> **WHAT IS NEEDED**
All lines in which the word "JSON" occurs are to be extracted.

> **RECORDS SHOWN**
--

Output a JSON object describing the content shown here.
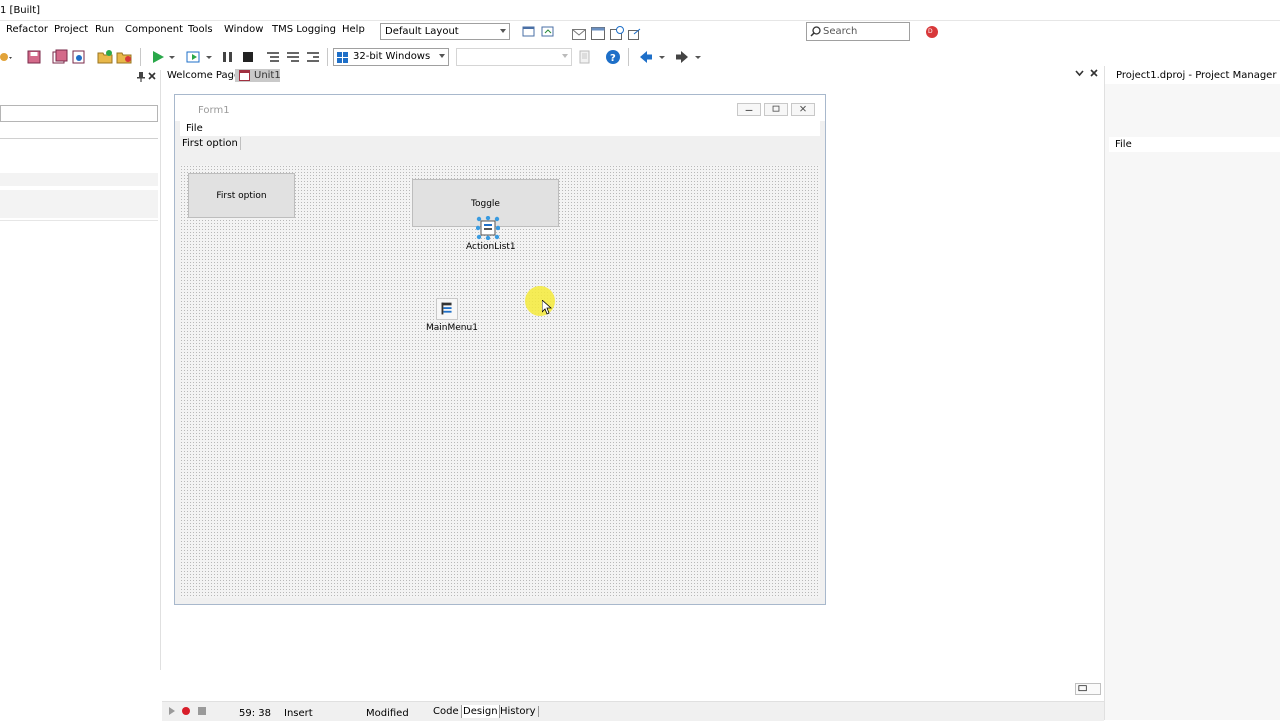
{
  "title_bar": {
    "text": "1 [Built]"
  },
  "menu": [
    {
      "label": "Refactor"
    },
    {
      "label": "Project"
    },
    {
      "label": "Run"
    },
    {
      "label": "Component"
    },
    {
      "label": "Tools"
    },
    {
      "label": "Window"
    },
    {
      "label": "TMS Logging"
    },
    {
      "label": "Help"
    }
  ],
  "layout_combo": {
    "value": "Default Layout"
  },
  "search": {
    "placeholder": "Search"
  },
  "platform_combo": {
    "value": "32-bit Windows"
  },
  "editor_tabs": [
    {
      "label": "Welcome Page"
    },
    {
      "label": "Unit1"
    }
  ],
  "form": {
    "title": "Form1",
    "menu_file": "File",
    "toolbar_button": "First option",
    "button_first": "First option",
    "button_toggle": "Toggle",
    "components": [
      {
        "label": "ActionList1"
      },
      {
        "label": "MainMenu1"
      }
    ]
  },
  "right_panel": {
    "title": "Project1.dproj - Project Manager",
    "item": "File"
  },
  "status": {
    "position": "59: 38",
    "mode": "Insert",
    "state": "Modified",
    "tabs": [
      {
        "label": "Code"
      },
      {
        "label": "Design"
      },
      {
        "label": "History"
      }
    ]
  },
  "colors": {
    "accent": "#1e6fc8",
    "play": "#2aa84a",
    "cursor_highlight": "#f5ea3a"
  }
}
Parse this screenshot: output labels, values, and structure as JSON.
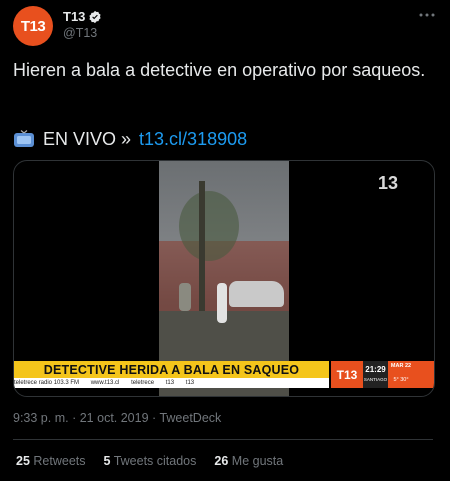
{
  "author": {
    "display_name": "T13",
    "handle": "@T13",
    "avatar_text": "T13",
    "verified": true
  },
  "tweet": {
    "text": "Hieren a bala a detective en operativo por saqueos.",
    "live_label": "EN VIVO »",
    "link": "t13.cl/318908"
  },
  "media": {
    "channel_logo": "13",
    "headline": "DETECTIVE HERIDA A BALA EN SAQUEO",
    "ticker_items": [
      "teletrece radio 103.3 FM",
      "www.t13.cl",
      "teletrece",
      "t13",
      "t13"
    ],
    "brand": "T13",
    "time": "21:29",
    "city": "SANTIAGO",
    "weather_date": "MAR 22",
    "weather_temp": "5° 30°"
  },
  "meta": {
    "time": "9:33 p. m.",
    "date": "21 oct. 2019",
    "source": "TweetDeck",
    "separator": "·"
  },
  "stats": {
    "retweets_count": "25",
    "retweets_label": "Retweets",
    "quotes_count": "5",
    "quotes_label": "Tweets citados",
    "likes_count": "26",
    "likes_label": "Me gusta"
  },
  "colors": {
    "accent": "#1d9bf0",
    "brand": "#e8501e",
    "headline_bg": "#f4c51b"
  }
}
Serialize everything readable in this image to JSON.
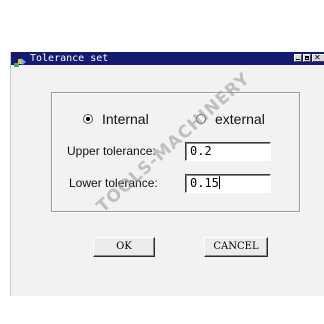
{
  "window": {
    "title": "Tolerance set"
  },
  "titlebar_controls": [
    "minimize",
    "maximize",
    "close"
  ],
  "radio_options": [
    {
      "label": "Internal",
      "selected": true
    },
    {
      "label": "external",
      "selected": false
    }
  ],
  "fields": {
    "upper": {
      "label": "Upper tolerance:",
      "value": "0.2"
    },
    "lower": {
      "label": "Lower tolerance:",
      "value": "0.15"
    }
  },
  "buttons": {
    "ok": "OK",
    "cancel": "CANCEL"
  },
  "watermark": "TOOLS-MACHINERY",
  "colors": {
    "titlebar": "#141a72",
    "dialog": "#f2f2f2"
  }
}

--

> **WRITTEN RESPONSE**
Output a JSON object describing the content shown here.
Parse this screenshot: output labels, values, and structure as JSON.
Serialize everything readable in this image to JSON.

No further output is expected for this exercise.